• _Задание_
Что, согласно тексту о капитализме и конфликте в Седаке, Брехт называл революционным?

• _Текст для чтения_
################

Если идеологическую ситуацию в Седаке можно считать характерной для раннего капитализма вообще – а моя позиция заключается именно в этом, – то для стандартной аргументации, связанной с господствующими идеологиями, требуется фундаментальная ревизия. Грамши и многие другие авторы выдвигают гипотезу, что ключевой для любого подчинённого класса задачей является формирование контргегемонии, которая в конечном итоге окажется способной преобразовать общество [629]. Такая позиция, возможно, имеет определённые достоинства применительно к зрелым капиталистическим обществам, где уже может присутствовать выработанная идеология. Однако она игнорирует тот главный факт, что исторически именно капитализм трансформировал общества и вдребезги разрушал существующие производственные отношения. Даже беглое погружение в суть дела продемонстрирует, что капиталистическое развитие постоянно требует нарушения предшествующего «общественного договора», который до этого капитализм в большинстве случаев помогал создавать и поддерживать. Таким образом, добиться демистификации существующей гегемонии можно не только «проникновением» в её суть самих подчинённых классов, но и по меньшей мере в той же степени неумолимым презрением к порядкам, неотъемлемо присущим капитализму. Написать историю капитализма можно было бы, по сути, именно в таком ключе. Огораживания, внедрение сельскохозяйственной техники, изобретение фабричной системы, использование паровой энергии, развитие сборочных конвейеров, а сегодня и компьютерная революция вместе с роботами – всё это имело масштабные материальные и социальные последствия, которые подрывали предшествующие представления о труде, справедливости, безопасности, обязательствах и правах.
Только в этом контексте трансформирующей мощи капитализма – его склонности радикально подрывать прошлое и настоящее – и можно вникнуть в конфликт в Седаке. Этот процесс наглядно описан у Реймонда Уильямса:
«С тех пор, как он [капитализм] стал подчинять своему господству одну сферу за другой, он становился бесконтрольно нарушающим порядок и беспокойным, достигая стабильности в отдельных местах лишь для того, чтобы почти сразу от неё уйти, оставляя за собой всевозможные обломки обществ и техники, нарушая преемственность поколений и человеческие поселения, двигаясь с дерзкой уверенностью к своим неизменно новым начинаниям» [630].
Должно быть, именно это также имел в виду Брехт, утверждая, что революционным был не социализм, а капитализм.

################

[Записи коллекции]
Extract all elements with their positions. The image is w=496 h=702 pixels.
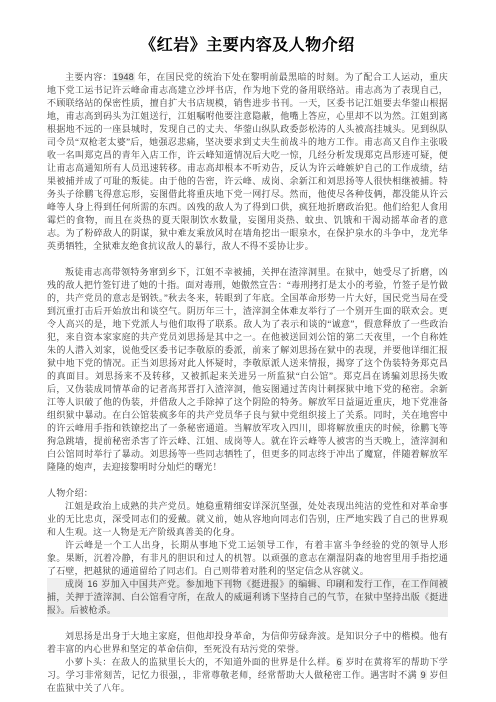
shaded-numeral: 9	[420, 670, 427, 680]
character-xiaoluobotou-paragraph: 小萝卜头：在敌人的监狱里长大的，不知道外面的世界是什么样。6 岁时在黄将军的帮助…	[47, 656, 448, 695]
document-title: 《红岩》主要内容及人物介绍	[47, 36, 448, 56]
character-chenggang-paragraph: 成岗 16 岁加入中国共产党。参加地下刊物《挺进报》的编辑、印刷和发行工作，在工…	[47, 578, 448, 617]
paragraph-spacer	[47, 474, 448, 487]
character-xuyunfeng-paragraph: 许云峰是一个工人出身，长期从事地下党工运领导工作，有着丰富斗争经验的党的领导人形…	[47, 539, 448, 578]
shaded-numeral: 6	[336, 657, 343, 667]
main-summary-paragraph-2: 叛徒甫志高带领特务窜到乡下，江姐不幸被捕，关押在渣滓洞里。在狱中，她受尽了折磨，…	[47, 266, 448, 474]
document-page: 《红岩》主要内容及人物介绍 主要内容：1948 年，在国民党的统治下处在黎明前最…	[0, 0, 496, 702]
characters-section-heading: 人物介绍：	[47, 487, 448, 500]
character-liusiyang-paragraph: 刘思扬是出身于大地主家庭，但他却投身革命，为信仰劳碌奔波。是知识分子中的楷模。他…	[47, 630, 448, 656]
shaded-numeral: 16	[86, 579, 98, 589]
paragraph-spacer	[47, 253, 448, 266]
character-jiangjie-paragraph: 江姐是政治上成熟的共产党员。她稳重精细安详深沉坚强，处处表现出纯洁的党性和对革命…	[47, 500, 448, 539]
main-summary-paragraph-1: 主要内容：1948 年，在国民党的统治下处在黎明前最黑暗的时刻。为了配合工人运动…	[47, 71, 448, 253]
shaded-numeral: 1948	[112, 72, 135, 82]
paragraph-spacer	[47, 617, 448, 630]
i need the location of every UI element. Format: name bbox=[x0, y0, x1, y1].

################

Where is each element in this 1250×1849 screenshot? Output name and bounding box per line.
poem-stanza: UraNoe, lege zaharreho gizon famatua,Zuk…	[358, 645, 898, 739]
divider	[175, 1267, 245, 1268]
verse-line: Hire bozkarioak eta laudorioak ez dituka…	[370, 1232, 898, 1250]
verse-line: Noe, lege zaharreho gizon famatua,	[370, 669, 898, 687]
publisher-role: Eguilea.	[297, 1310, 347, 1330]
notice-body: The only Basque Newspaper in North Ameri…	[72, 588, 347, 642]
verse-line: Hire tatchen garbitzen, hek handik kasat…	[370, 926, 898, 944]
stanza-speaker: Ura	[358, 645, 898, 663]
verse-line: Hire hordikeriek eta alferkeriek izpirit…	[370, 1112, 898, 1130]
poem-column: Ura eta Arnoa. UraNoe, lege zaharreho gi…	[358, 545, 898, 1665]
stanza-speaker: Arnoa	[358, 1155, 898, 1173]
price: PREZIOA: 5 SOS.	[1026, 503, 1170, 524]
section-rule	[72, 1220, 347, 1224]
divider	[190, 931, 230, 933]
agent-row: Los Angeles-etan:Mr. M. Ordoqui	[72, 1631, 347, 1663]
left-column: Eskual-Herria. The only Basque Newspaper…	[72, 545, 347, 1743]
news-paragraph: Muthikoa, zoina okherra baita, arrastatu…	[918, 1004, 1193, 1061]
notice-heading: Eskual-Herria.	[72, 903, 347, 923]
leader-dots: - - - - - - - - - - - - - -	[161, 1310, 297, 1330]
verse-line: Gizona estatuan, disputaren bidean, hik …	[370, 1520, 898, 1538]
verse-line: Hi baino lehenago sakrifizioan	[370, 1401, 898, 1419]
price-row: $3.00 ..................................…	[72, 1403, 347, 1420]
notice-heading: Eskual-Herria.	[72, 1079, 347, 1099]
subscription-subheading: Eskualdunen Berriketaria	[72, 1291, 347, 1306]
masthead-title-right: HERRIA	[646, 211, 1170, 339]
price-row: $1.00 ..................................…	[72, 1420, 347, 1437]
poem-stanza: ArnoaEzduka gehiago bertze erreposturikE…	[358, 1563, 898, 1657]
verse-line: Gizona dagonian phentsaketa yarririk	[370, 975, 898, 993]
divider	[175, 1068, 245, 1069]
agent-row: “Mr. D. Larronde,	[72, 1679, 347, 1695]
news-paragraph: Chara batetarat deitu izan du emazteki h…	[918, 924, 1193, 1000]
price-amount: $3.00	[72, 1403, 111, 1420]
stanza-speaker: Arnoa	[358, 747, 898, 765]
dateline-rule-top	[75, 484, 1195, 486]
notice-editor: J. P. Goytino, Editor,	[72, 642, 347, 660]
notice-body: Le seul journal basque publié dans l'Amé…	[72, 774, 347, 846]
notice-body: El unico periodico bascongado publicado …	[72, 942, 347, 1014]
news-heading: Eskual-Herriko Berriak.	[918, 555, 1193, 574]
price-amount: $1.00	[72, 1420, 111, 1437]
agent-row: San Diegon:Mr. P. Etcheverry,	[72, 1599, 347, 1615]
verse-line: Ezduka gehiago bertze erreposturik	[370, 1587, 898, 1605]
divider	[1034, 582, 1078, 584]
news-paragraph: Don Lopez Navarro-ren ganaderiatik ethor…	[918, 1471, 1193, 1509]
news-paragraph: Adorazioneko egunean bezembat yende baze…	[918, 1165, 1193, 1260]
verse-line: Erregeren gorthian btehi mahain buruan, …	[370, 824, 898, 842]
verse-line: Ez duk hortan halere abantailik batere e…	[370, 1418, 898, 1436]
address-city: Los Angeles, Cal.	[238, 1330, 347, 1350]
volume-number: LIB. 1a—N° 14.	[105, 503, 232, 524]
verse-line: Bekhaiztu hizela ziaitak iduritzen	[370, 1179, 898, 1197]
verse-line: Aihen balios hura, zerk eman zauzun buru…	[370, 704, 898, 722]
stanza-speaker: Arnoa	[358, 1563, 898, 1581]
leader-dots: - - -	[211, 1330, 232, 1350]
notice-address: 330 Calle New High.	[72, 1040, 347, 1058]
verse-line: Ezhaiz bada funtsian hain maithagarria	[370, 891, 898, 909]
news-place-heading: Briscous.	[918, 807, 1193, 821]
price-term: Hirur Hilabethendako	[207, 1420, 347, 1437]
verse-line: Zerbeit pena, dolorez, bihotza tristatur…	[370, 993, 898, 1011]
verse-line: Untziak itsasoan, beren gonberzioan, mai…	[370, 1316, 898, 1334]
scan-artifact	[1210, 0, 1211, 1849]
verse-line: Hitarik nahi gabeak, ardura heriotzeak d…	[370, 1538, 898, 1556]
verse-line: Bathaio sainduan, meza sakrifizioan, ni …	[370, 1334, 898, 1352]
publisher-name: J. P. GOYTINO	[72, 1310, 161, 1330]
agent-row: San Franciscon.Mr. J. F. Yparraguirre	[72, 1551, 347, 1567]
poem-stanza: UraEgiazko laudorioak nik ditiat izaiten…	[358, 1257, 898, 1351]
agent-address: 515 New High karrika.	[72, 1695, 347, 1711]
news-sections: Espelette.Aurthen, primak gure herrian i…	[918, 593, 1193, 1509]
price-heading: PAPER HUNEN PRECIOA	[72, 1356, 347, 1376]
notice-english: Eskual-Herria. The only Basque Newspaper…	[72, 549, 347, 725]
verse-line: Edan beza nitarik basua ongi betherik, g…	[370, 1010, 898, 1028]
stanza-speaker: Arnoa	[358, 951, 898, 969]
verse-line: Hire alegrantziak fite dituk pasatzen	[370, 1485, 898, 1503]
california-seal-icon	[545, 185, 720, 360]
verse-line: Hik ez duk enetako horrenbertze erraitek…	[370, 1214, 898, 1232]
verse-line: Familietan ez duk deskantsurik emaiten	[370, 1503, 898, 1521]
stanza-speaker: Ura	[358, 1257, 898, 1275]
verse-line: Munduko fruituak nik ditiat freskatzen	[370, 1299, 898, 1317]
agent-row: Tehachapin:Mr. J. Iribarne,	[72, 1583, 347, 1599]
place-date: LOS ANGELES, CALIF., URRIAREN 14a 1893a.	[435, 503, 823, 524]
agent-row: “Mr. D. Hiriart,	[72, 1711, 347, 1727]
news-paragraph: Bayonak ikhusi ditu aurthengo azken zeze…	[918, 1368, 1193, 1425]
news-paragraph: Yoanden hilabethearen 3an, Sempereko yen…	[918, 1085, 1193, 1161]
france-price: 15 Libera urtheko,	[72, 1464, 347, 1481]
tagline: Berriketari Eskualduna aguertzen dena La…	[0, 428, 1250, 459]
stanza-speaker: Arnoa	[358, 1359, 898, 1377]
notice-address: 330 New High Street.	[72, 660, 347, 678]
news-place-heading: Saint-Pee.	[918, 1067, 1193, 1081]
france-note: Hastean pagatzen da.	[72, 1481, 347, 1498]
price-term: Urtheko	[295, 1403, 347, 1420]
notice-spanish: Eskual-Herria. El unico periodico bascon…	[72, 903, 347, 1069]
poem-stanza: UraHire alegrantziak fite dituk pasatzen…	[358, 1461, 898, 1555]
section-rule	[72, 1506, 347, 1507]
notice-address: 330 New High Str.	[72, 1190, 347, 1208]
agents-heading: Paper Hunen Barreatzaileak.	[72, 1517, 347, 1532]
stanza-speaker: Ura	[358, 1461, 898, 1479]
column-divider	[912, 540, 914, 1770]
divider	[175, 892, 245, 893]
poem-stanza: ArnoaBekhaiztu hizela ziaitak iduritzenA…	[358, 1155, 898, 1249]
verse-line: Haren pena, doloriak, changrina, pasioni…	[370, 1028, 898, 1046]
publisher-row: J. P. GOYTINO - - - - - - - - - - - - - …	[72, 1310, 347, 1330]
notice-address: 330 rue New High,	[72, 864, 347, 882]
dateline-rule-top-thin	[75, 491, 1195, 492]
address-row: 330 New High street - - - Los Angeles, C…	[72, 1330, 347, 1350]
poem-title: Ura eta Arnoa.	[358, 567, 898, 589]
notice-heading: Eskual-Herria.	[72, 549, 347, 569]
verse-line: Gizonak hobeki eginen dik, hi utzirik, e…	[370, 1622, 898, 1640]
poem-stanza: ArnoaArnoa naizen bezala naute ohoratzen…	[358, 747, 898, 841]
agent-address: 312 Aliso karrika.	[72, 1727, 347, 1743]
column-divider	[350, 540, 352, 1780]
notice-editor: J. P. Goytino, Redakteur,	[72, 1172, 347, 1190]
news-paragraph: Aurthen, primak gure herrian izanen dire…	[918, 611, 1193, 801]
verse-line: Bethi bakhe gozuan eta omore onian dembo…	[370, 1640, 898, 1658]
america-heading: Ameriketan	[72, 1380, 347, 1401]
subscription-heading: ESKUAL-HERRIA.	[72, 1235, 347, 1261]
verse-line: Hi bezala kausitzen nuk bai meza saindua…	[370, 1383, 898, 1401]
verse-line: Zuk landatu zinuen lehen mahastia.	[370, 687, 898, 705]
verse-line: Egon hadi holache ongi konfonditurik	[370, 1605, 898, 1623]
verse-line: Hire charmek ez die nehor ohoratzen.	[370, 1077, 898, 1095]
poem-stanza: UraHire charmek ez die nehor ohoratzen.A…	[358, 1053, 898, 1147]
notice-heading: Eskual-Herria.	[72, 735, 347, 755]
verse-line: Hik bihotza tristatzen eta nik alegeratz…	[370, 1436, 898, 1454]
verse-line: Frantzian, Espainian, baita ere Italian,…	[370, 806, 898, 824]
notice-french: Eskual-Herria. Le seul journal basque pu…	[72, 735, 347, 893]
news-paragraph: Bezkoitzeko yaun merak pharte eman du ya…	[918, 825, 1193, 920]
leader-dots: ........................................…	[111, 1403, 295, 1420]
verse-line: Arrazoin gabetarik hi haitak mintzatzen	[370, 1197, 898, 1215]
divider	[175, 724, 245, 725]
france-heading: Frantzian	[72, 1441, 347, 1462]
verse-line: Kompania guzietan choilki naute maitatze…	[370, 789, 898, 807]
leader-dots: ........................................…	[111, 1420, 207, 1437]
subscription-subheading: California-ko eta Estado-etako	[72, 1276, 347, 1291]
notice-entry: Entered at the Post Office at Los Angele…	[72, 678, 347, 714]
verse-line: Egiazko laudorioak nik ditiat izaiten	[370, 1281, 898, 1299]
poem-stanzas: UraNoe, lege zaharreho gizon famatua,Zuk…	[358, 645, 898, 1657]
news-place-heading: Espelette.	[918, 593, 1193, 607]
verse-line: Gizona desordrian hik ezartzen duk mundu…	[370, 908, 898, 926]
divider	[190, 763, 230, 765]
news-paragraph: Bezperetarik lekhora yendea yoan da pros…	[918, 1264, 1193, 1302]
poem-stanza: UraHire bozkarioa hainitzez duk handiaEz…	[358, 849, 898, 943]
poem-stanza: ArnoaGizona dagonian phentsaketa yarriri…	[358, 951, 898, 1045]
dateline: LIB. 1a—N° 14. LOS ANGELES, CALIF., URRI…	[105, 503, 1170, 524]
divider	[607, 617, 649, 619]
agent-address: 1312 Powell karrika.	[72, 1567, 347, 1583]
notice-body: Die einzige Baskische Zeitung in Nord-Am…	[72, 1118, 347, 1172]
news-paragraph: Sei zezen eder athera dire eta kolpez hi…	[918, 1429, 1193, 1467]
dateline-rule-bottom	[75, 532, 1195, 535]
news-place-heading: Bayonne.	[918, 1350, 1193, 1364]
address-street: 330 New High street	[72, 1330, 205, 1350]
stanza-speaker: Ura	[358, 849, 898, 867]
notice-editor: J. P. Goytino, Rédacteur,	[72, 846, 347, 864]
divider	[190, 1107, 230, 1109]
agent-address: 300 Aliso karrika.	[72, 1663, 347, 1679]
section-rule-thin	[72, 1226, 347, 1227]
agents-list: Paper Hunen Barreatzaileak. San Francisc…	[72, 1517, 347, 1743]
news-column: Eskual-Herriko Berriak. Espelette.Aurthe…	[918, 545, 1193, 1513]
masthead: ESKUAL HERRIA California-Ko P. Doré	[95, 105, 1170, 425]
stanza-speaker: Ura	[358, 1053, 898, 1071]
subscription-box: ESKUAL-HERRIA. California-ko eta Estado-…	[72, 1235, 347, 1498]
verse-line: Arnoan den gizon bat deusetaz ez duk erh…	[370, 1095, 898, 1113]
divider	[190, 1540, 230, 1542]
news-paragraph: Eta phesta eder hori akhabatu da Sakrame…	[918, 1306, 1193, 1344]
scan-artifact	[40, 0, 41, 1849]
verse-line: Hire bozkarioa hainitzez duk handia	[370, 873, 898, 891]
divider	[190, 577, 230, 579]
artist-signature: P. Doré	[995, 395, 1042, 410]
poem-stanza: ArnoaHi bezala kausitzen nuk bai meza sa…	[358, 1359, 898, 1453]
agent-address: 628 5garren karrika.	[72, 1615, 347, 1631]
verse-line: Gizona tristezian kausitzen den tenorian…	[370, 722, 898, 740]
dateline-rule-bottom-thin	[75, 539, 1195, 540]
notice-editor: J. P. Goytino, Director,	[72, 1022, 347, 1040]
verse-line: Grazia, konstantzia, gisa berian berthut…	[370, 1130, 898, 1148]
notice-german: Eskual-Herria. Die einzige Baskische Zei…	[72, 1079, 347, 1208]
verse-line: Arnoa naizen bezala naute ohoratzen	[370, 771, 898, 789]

################

• _Ответ к заданию_
Брехт утверждал, что революционным был не социализм, а капитализм.